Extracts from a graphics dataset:
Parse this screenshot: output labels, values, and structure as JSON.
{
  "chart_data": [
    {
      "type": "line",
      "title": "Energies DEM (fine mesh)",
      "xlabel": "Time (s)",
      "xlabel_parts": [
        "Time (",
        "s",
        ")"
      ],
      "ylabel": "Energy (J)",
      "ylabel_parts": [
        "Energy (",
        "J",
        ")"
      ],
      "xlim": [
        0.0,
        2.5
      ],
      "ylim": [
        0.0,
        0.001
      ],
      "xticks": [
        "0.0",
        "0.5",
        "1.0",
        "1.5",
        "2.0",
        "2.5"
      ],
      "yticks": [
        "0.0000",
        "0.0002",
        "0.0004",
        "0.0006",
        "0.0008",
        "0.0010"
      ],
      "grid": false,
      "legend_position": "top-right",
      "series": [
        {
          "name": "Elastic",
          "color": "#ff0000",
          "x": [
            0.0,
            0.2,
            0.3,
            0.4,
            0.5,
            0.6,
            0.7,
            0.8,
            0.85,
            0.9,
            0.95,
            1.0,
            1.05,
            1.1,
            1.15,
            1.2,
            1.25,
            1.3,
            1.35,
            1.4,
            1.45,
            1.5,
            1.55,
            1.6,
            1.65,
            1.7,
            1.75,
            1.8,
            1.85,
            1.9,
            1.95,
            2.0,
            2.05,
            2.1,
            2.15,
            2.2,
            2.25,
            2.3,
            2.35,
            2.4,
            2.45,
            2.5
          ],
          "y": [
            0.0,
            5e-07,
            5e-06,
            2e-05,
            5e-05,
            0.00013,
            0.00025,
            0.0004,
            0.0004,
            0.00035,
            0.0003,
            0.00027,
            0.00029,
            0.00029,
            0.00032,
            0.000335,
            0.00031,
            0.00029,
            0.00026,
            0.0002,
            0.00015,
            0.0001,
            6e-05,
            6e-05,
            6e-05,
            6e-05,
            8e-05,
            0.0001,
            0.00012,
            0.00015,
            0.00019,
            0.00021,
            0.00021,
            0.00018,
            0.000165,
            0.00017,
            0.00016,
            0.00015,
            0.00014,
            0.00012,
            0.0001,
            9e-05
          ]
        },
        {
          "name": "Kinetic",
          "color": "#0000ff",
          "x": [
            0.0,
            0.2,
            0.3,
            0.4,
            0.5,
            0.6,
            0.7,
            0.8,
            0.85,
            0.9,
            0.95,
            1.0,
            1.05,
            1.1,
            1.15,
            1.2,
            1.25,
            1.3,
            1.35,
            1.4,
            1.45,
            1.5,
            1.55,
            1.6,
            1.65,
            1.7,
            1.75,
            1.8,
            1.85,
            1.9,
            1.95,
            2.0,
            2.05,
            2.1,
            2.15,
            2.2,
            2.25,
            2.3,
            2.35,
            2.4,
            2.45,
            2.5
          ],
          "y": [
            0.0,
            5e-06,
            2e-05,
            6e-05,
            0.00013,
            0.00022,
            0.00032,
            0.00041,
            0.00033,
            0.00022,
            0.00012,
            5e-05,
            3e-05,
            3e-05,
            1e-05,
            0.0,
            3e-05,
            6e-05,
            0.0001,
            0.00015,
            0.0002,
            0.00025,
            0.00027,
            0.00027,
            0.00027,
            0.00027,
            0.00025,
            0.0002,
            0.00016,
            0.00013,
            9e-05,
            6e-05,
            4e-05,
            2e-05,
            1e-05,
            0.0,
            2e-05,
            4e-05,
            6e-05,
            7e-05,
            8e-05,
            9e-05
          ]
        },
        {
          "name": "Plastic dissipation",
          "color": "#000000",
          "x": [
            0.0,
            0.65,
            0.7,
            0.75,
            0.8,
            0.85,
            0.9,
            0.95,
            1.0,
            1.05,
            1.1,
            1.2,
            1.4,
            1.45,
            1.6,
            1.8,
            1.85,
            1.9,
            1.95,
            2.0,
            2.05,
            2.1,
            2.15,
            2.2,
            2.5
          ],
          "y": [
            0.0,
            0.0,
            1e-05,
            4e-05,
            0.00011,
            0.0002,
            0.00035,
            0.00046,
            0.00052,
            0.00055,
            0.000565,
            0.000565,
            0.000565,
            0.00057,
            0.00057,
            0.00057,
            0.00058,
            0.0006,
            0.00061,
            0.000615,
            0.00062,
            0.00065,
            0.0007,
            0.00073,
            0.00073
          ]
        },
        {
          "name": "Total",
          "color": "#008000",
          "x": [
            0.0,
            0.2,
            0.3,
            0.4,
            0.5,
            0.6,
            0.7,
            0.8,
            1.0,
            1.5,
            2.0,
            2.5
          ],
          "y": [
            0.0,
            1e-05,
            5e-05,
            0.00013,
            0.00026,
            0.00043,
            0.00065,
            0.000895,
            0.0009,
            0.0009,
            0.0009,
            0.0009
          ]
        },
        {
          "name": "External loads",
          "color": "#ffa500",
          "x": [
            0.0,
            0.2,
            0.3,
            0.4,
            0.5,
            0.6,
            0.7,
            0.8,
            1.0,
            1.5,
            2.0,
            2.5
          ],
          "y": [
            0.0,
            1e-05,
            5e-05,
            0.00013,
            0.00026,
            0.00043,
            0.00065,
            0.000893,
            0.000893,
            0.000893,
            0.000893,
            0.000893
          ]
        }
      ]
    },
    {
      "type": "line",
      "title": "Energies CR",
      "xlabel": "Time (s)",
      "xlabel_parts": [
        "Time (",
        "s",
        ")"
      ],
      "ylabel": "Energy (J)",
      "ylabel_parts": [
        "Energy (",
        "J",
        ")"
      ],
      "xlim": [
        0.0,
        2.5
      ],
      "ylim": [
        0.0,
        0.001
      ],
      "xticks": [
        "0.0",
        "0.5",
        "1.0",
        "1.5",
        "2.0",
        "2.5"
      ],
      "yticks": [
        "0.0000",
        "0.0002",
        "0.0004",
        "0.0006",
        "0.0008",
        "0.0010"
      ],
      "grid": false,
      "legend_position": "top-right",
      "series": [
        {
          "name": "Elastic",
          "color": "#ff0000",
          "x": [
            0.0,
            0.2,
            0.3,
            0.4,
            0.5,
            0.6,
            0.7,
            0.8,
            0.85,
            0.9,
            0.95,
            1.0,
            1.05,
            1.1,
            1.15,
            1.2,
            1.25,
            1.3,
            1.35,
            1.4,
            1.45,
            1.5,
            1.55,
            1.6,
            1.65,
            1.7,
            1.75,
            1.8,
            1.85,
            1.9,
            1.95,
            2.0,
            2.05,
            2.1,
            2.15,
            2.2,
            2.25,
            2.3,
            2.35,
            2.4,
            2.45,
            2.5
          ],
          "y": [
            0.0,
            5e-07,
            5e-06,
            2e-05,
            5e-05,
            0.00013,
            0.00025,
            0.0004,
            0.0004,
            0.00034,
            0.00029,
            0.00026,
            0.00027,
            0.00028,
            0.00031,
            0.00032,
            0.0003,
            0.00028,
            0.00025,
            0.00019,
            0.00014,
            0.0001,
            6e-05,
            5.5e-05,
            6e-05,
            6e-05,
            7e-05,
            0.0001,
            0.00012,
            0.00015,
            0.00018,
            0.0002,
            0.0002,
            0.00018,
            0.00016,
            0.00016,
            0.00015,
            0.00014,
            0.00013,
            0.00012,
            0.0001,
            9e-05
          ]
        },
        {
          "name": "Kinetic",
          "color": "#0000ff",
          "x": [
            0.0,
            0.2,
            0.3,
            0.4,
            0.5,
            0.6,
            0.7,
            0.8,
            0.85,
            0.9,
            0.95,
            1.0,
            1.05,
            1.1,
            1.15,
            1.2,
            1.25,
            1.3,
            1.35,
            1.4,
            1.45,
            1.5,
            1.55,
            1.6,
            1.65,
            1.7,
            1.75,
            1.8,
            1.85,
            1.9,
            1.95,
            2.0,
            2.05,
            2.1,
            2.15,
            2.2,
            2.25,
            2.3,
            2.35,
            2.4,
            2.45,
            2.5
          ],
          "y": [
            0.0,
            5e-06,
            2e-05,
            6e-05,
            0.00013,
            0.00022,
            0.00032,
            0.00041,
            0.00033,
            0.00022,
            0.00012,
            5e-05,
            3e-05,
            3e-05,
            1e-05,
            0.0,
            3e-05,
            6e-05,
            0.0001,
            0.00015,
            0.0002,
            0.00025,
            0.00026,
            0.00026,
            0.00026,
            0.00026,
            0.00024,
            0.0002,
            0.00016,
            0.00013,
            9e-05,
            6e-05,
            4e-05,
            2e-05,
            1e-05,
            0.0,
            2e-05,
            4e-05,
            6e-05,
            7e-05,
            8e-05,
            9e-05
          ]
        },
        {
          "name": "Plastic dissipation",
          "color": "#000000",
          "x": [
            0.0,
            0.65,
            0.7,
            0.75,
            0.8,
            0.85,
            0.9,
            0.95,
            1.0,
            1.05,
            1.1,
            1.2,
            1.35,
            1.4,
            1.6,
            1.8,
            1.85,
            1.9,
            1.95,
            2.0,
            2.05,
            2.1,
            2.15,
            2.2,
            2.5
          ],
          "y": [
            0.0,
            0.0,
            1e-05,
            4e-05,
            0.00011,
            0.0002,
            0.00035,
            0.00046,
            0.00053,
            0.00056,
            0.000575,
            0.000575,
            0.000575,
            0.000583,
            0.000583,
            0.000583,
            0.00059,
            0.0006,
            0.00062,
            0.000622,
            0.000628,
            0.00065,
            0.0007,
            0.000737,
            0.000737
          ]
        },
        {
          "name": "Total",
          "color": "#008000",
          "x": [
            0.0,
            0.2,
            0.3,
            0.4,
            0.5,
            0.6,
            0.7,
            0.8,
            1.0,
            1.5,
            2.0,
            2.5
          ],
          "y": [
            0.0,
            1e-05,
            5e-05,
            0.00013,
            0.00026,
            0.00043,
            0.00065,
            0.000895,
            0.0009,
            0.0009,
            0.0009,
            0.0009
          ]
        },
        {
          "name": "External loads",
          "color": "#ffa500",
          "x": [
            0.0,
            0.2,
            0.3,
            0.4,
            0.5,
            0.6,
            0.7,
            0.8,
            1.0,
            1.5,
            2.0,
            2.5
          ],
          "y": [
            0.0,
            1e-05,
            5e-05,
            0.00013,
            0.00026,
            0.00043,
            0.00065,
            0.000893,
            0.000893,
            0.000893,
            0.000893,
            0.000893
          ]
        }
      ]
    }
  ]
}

*What you have to do:*
Wherever "title" shows up in a line, copy that line.

*Reply to the task:*
      "title": "Energies DEM (fine mesh)",
      "title": "Energies CR",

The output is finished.